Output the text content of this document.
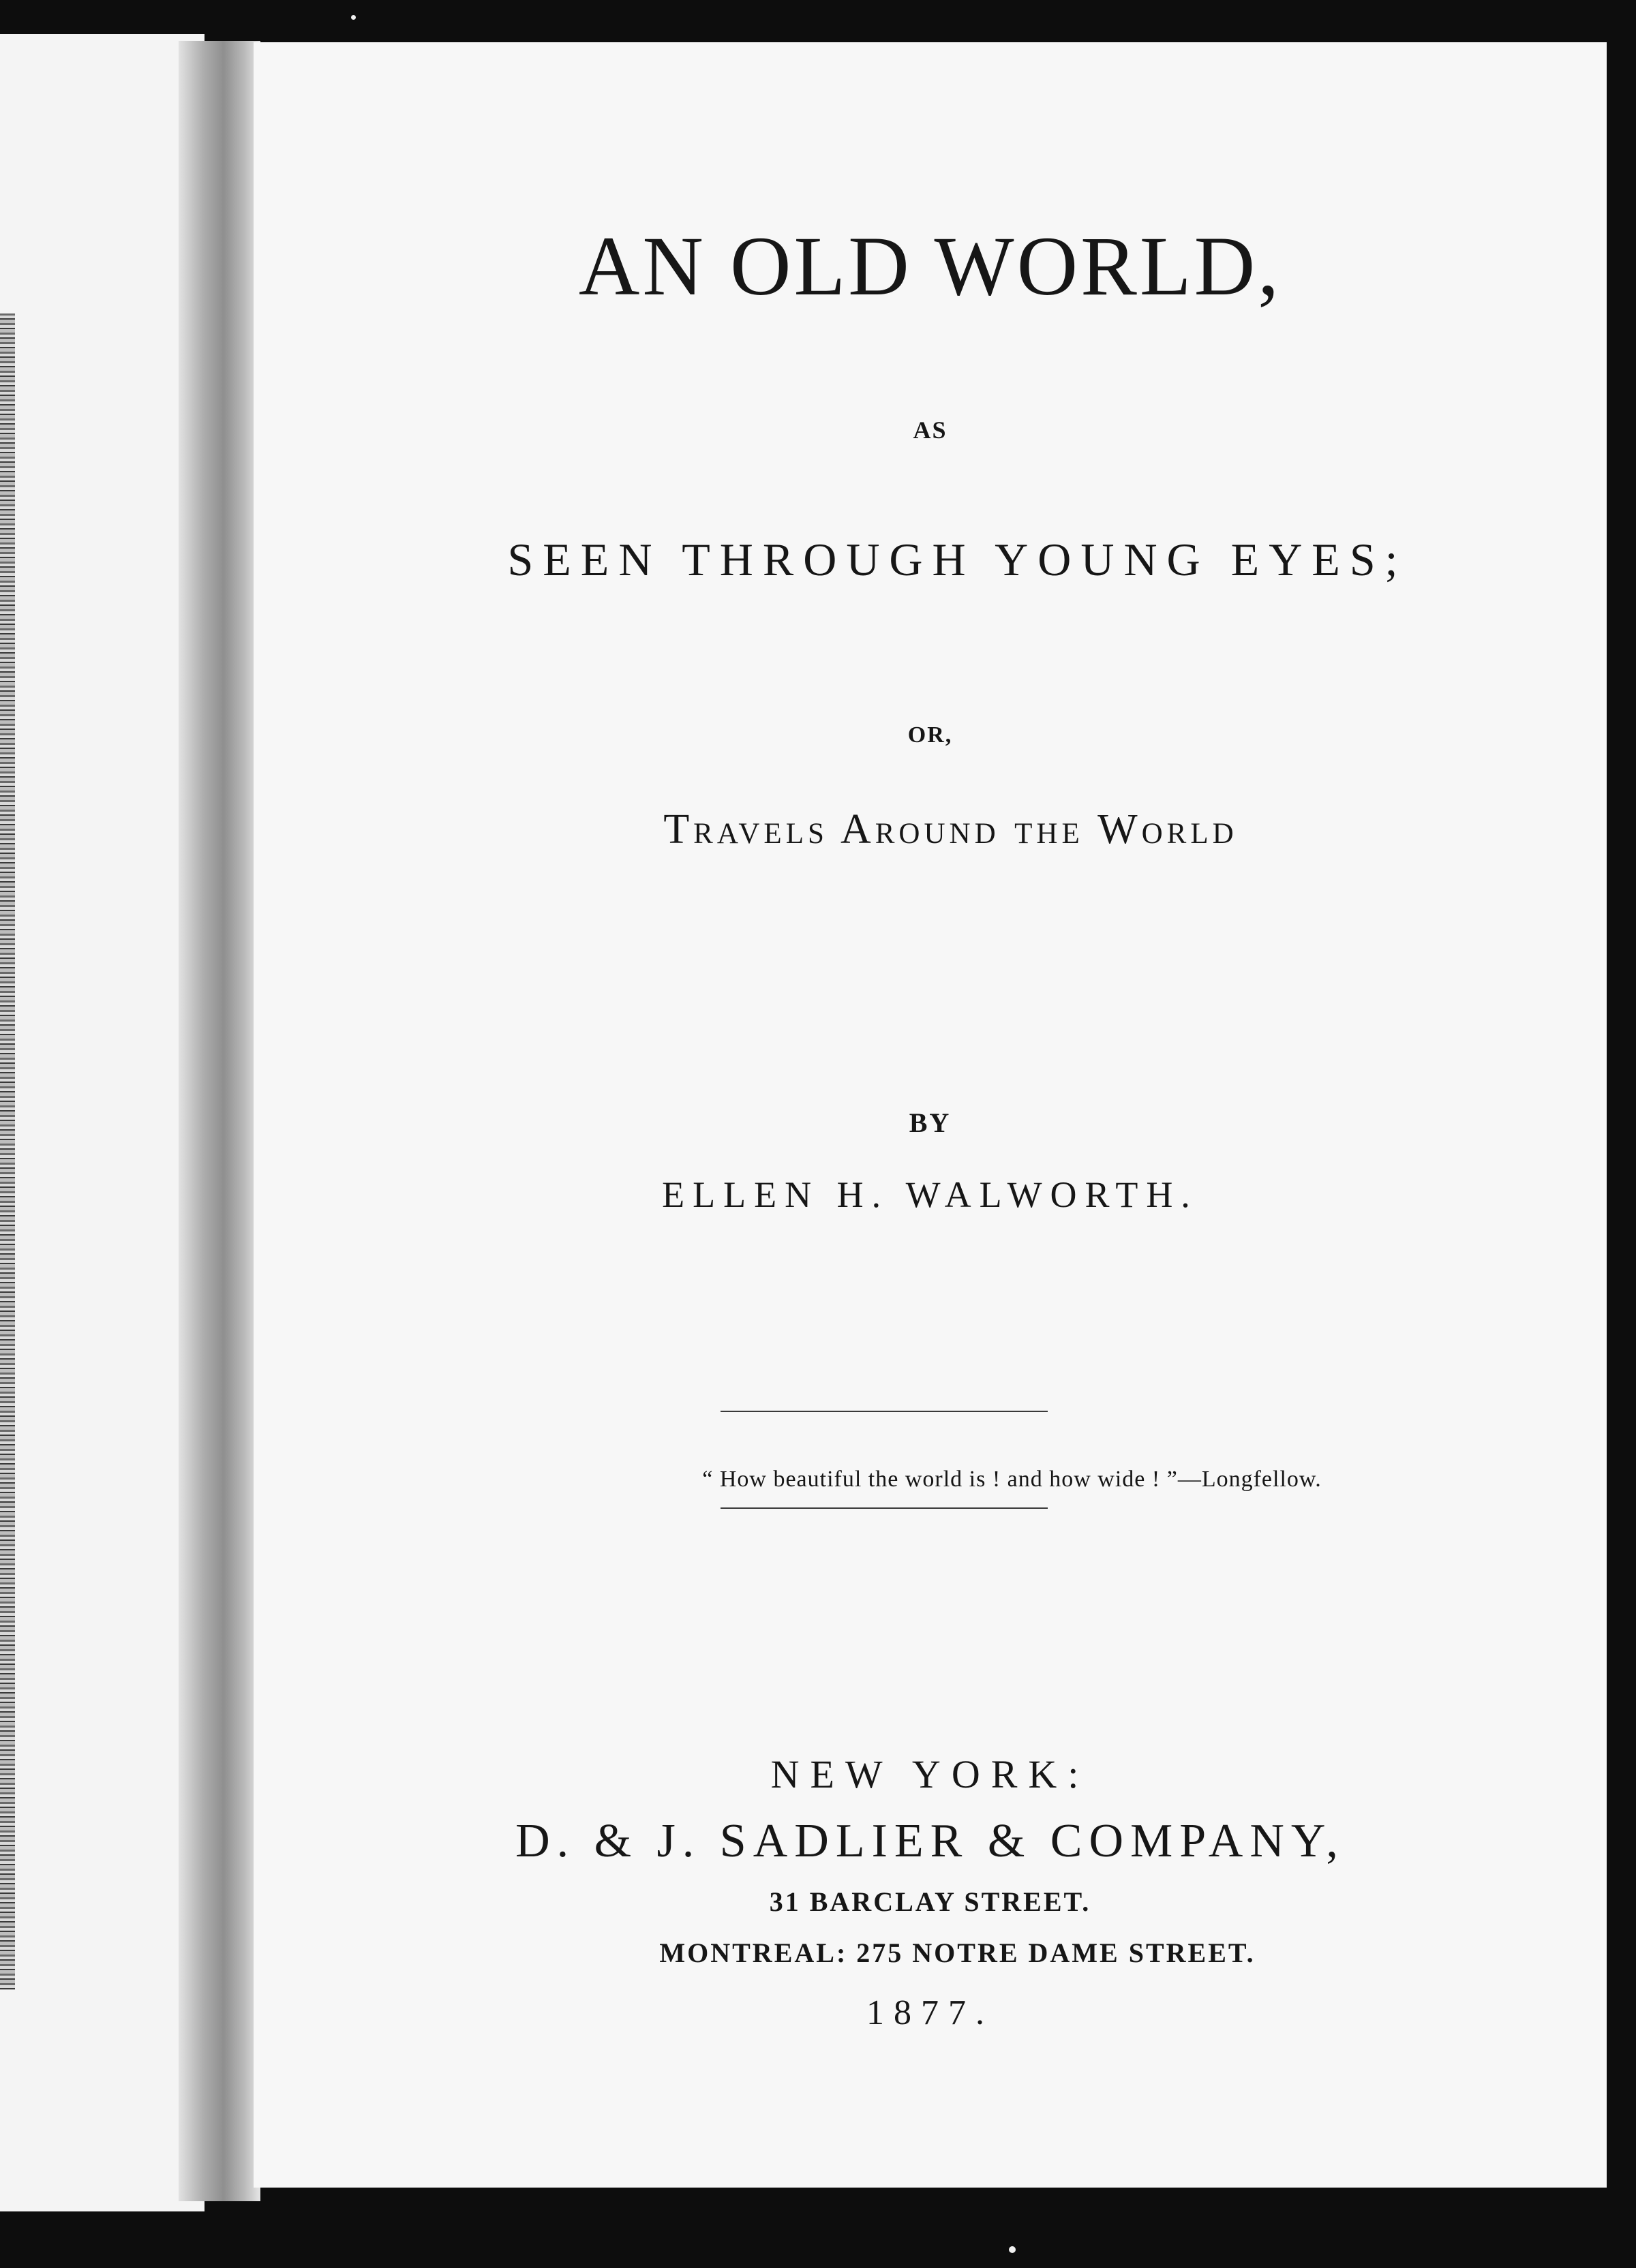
AN OLD WORLD,
AS
SEEN THROUGH YOUNG EYES;
OR,
Travels Around the World
BY
ELLEN H. WALWORTH.
“ How beautiful the world is ! and how wide ! ”—Longfellow.
NEW YORK:
D. & J. SADLIER & COMPANY,
31 BARCLAY STREET.
MONTREAL: 275 NOTRE DAME STREET.
1877.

Work to be completed
Pictures are excluded; output everything else in the data verbatim.

Output for this exercise
Output the text content of this document.
AN OLD WORLD,
AS
SEEN THROUGH YOUNG EYES;
OR,
Travels Around the World
BY
ELLEN H. WALWORTH.
“ How beautiful the world is ! and how wide ! ”—Longfellow.
NEW YORK:
D. & J. SADLIER & COMPANY,
31 BARCLAY STREET.
MONTREAL: 275 NOTRE DAME STREET.
1877.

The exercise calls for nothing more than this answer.